▶ [WORK TO COMPLETE]: Copy out each line containing "been" from the entries below.

▶ [DATA LINES]:
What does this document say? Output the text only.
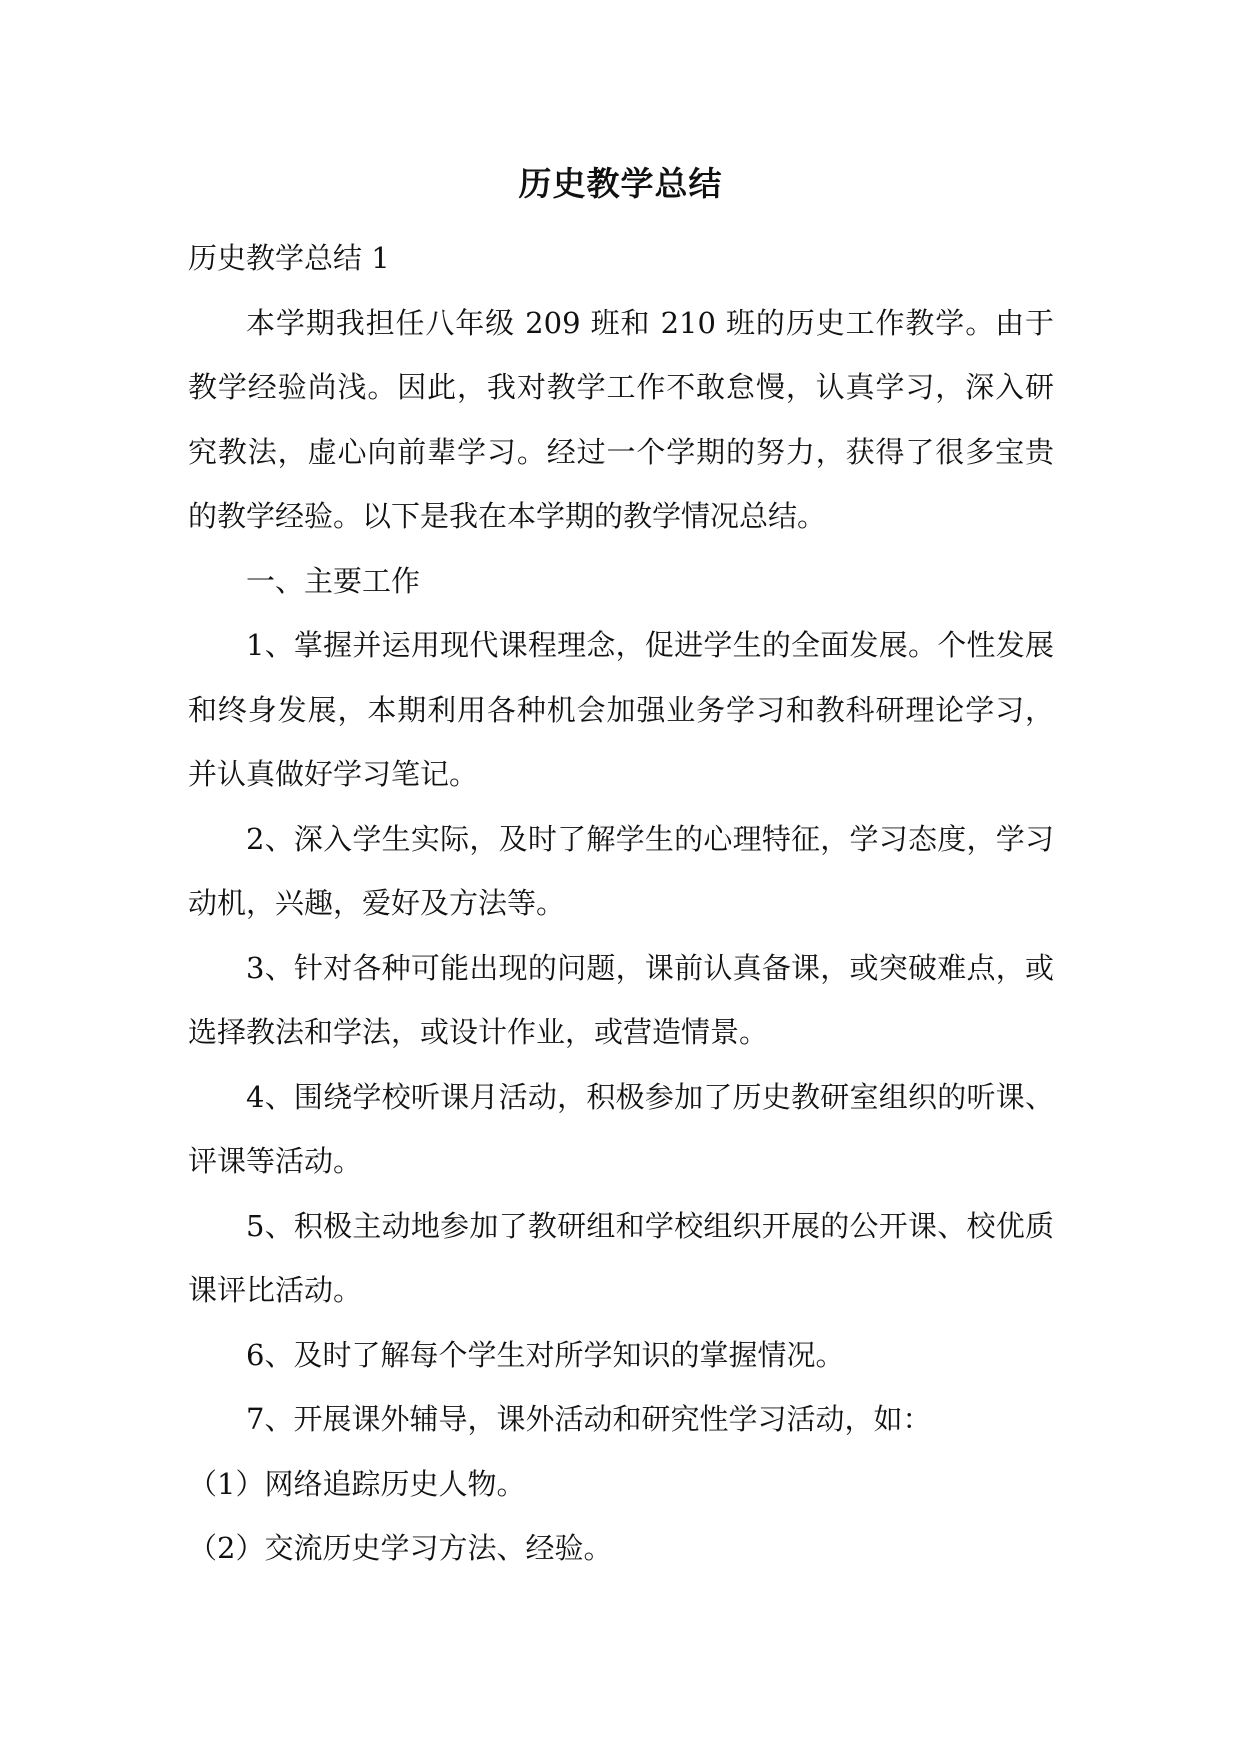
历史教学总结

历史教学总结 1

本学期我担任八年级 209 班和 210 班的历史工作教学。由于教学经验尚浅。因此，我对教学工作不敢怠慢，认真学习，深入研究教法，虚心向前辈学习。经过一个学期的努力，获得了很多宝贵的教学经验。以下是我在本学期的教学情况总结。

一、主要工作

1、掌握并运用现代课程理念，促进学生的全面发展。个性发展和终身发展，本期利用各种机会加强业务学习和教科研理论学习，并认真做好学习笔记。

2、深入学生实际，及时了解学生的心理特征，学习态度，学习动机，兴趣，爱好及方法等。

3、针对各种可能出现的问题，课前认真备课，或突破难点，或选择教法和学法，或设计作业，或营造情景。

4、围绕学校听课月活动，积极参加了历史教研室组织的听课、评课等活动。

5、积极主动地参加了教研组和学校组织开展的公开课、校优质课评比活动。

6、及时了解每个学生对所学知识的掌握情况。

7、开展课外辅导，课外活动和研究性学习活动，如：

（1）网络追踪历史人物。

（2）交流历史学习方法、经验。
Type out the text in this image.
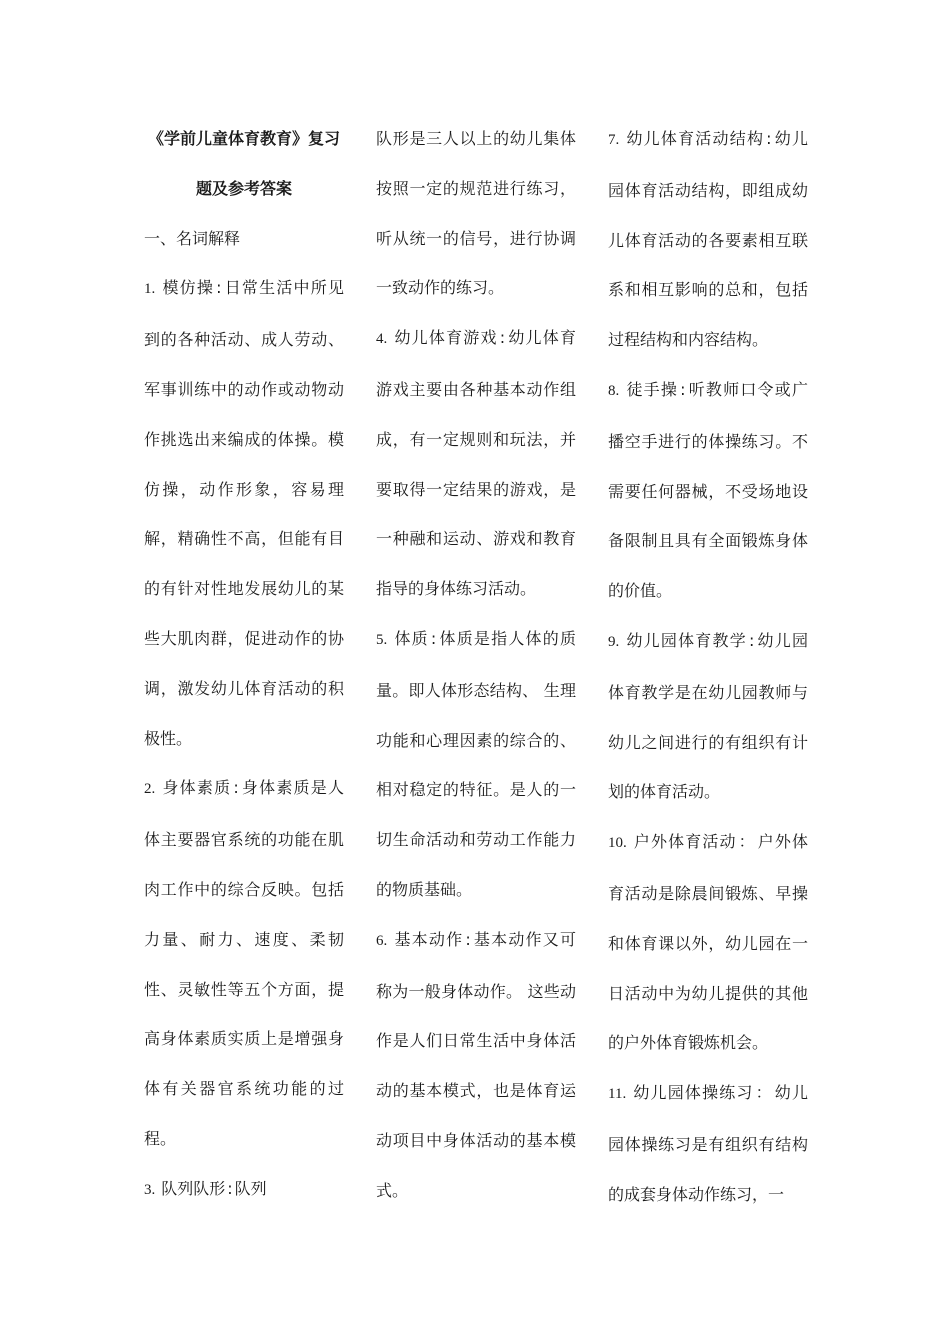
《学前儿童体育教育》复习题及参考答案

一、名词解释

1. 模仿操 : 日常生活中所见到的各种活动、成人劳动、军事训练中的动作或动物动作挑选出来编成的体操。模仿操，动作形象，容易理解，精确性不高，但能有目的有针对性地发展幼儿的某些大肌肉群，促进动作的协调，激发幼儿体育活动的积极性。

2. 身体素质 : 身体素质是人体主要器官系统的功能在肌肉工作中的综合反映。包括力量、耐力、速度、柔韧性、灵敏性等五个方面，提高身体素质实质上是增强身体有关器官系统功能的过程。

3. 队列队形 : 队列

队形是三人以上的幼儿集体按照一定的规范进行练习，听从统一的信号，进行协调一致动作的练习。

4. 幼儿体育游戏 : 幼儿体育游戏主要由各种基本动作组成，有一定规则和玩法，并要取得一定结果的游戏，是一种融和运动、游戏和教育指导的身体练习活动。

5. 体质 : 体质是指人体的质量。即人体形态结构、 生理功能和心理因素的综合的、相对稳定的特征。是人的一切生命活动和劳动工作能力的物质基础。

6. 基本动作 : 基本动作又可称为一般身体动作。 这些动作是人们日常生活中身体活动的基本模式，也是体育运动项目中身体活动的基本模式。

7. 幼儿体育活动结构 : 幼儿园体育活动结构，即组成幼儿体育活动的各要素相互联系和相互影响的总和，包括过程结构和内容结构。

8. 徒手操 : 听教师口令或广播空手进行的体操练习。不需要任何器械，不受场地设备限制且具有全面锻炼身体的价值。

9. 幼儿园体育教学 : 幼儿园体育教学是在幼儿园教师与幼儿之间进行的有组织有计划的体育活动。

10. 户外体育活动 ： 户外体育活动是除晨间锻炼、早操和体育课以外，幼儿园在一日活动中为幼儿提供的其他的户外体育锻炼机会。

11. 幼儿园体操练习 ： 幼儿园体操练习是有组织有结构的成套身体动作练习，一
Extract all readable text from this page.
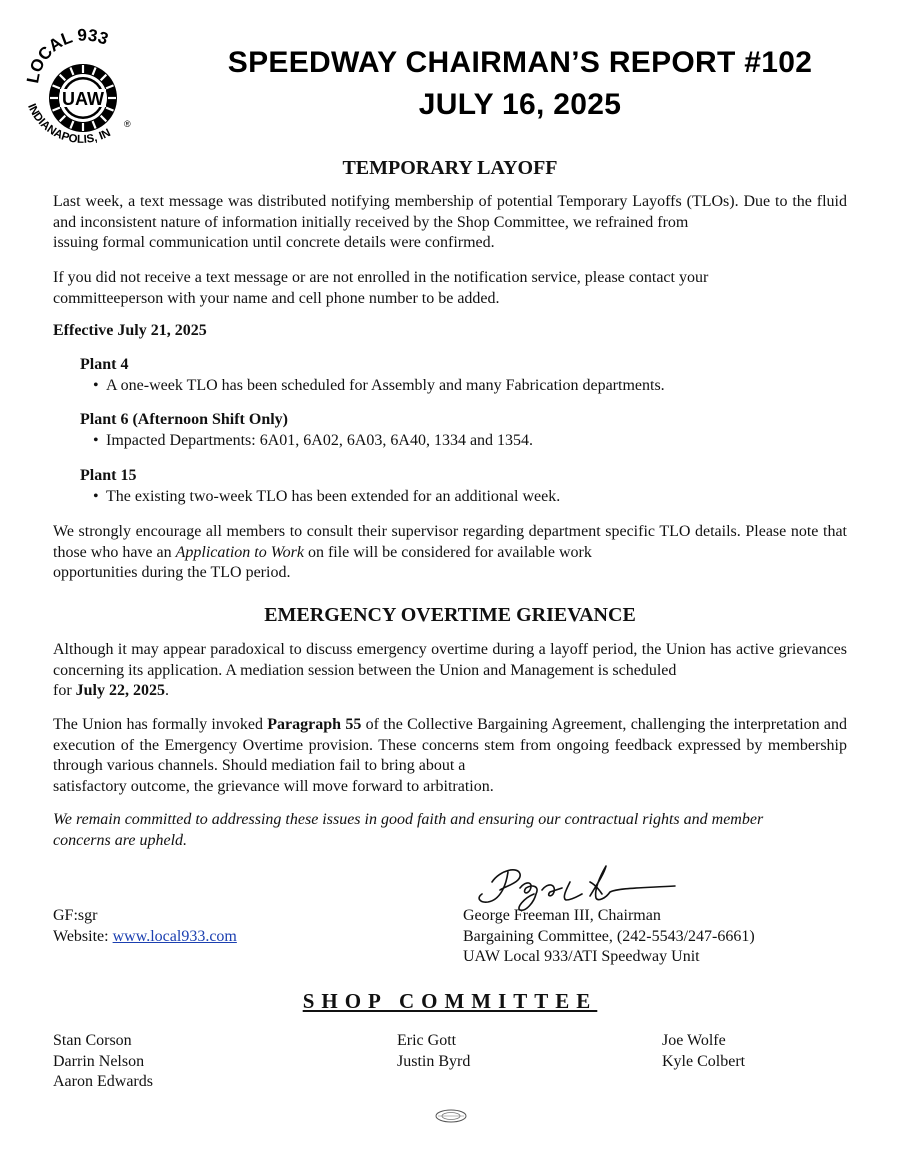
LOCAL 933
UAW
®
INDIANAPOLIS, IN
SPEEDWAY CHAIRMAN’S REPORT #102
JULY 16, 2025
TEMPORARY LAYOFF
Last week, a text message was distributed notifying membership of potential Temporary Layoffs (TLOs). Due to the fluid and inconsistent nature of information initially received by the Shop Committee, we refrained from
issuing formal communication until concrete details were confirmed.
If you did not receive a text message or are not enrolled in the notification service, please contact your
committeeperson with your name and cell phone number to be added.
Effective July 21, 2025
Plant 4
• A one-week TLO has been scheduled for Assembly and many Fabrication departments.
Plant 6 (Afternoon Shift Only)
• Impacted Departments: 6A01, 6A02, 6A03, 6A40, 1334 and 1354.
Plant 15
• The existing two-week TLO has been extended for an additional week.
We strongly encourage all members to consult their supervisor regarding department specific TLO details. Please note that those who have an Application to Work on file will be considered for available work
opportunities during the TLO period.
EMERGENCY OVERTIME GRIEVANCE
Although it may appear paradoxical to discuss emergency overtime during a layoff period, the Union has active grievances concerning its application. A mediation session between the Union and Management is scheduled
for July 22, 2025.
The Union has formally invoked Paragraph 55 of the Collective Bargaining Agreement, challenging the interpretation and execution of the Emergency Overtime provision. These concerns stem from ongoing feedback expressed by membership through various channels. Should mediation fail to bring about a
satisfactory outcome, the grievance will move forward to arbitration.
We remain committed to addressing these issues in good faith and ensuring our contractual rights and member
concerns are upheld.
GF:sgr
Website: www.local933.com
George Freeman III, Chairman
Bargaining Committee, (242-5543/247-6661)
UAW Local 933/ATI Speedway Unit
SHOP COMMITTEE
Stan Corson
Darrin Nelson
Aaron Edwards
Eric Gott
Justin Byrd
Joe Wolfe
Kyle Colbert
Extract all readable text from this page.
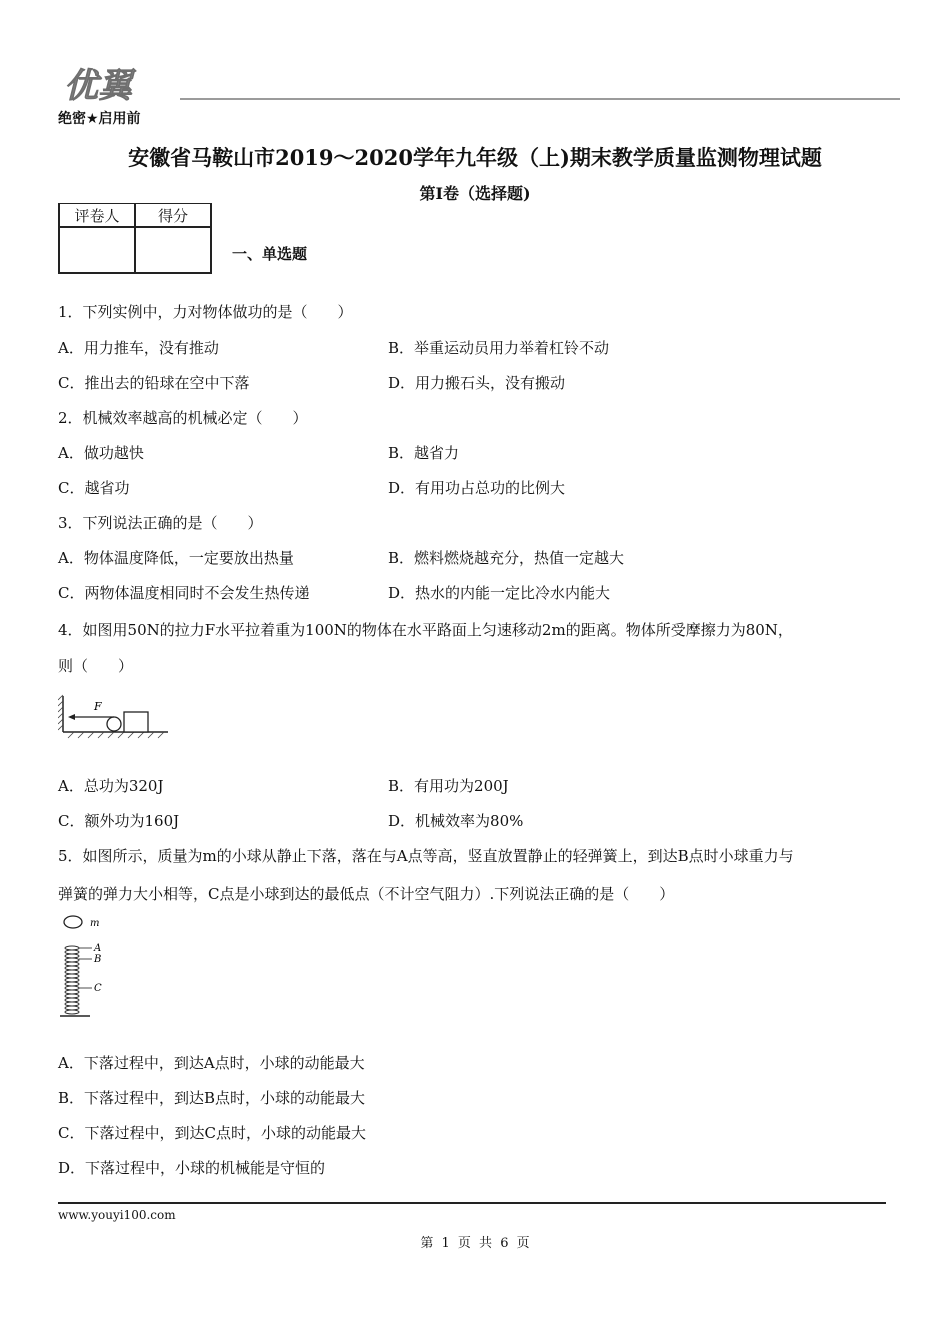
优翼
绝密★启用前
安徽省马鞍山市2019～2020学年九年级（上)期末教学质量监测物理试题
第I卷（选择题)
评卷人	得分

一、单选题
1．下列实例中，力对物体做功的是（　　）
A．用力推车，没有推动	B．举重运动员用力举着杠铃不动
C．推出去的铅球在空中下落	D．用力搬石头，没有搬动
2．机械效率越高的机械必定（　　）
A．做功越快	B．越省力
C．越省功	D．有用功占总功的比例大
3．下列说法正确的是（　　）
A．物体温度降低，一定要放出热量	B．燃料燃烧越充分，热值一定越大
C．两物体温度相同时不会发生热传递	D．热水的内能一定比冷水内能大
4．如图用50N的拉力F水平拉着重为100N的物体在水平路面上匀速移动2m的距离。物体所受摩擦力为80N，
则（　　）
F
A．总功为320J	B．有用功为200J
C．额外功为160J	D．机械效率为80%
5．如图所示，质量为m的小球从静止下落，落在与A点等高，竖直放置静止的轻弹簧上，到达B点时小球重力与
弹簧的弹力大小相等，C点是小球到达的最低点（不计空气阻力）.下列说法正确的是（　　）
m
A
B
C
A．下落过程中，到达A点时，小球的动能最大
B．下落过程中，到达B点时，小球的动能最大
C．下落过程中，到达C点时，小球的动能最大
D．下落过程中，小球的机械能是守恒的
www.youyi100.com
第 1 页 共 6 页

▶ [WRITTEN ANSWER]:
• A one-week TLO has been scheduled for Assembly and many Fabrication departments.
• The existing two-week TLO has been extended for an additional week.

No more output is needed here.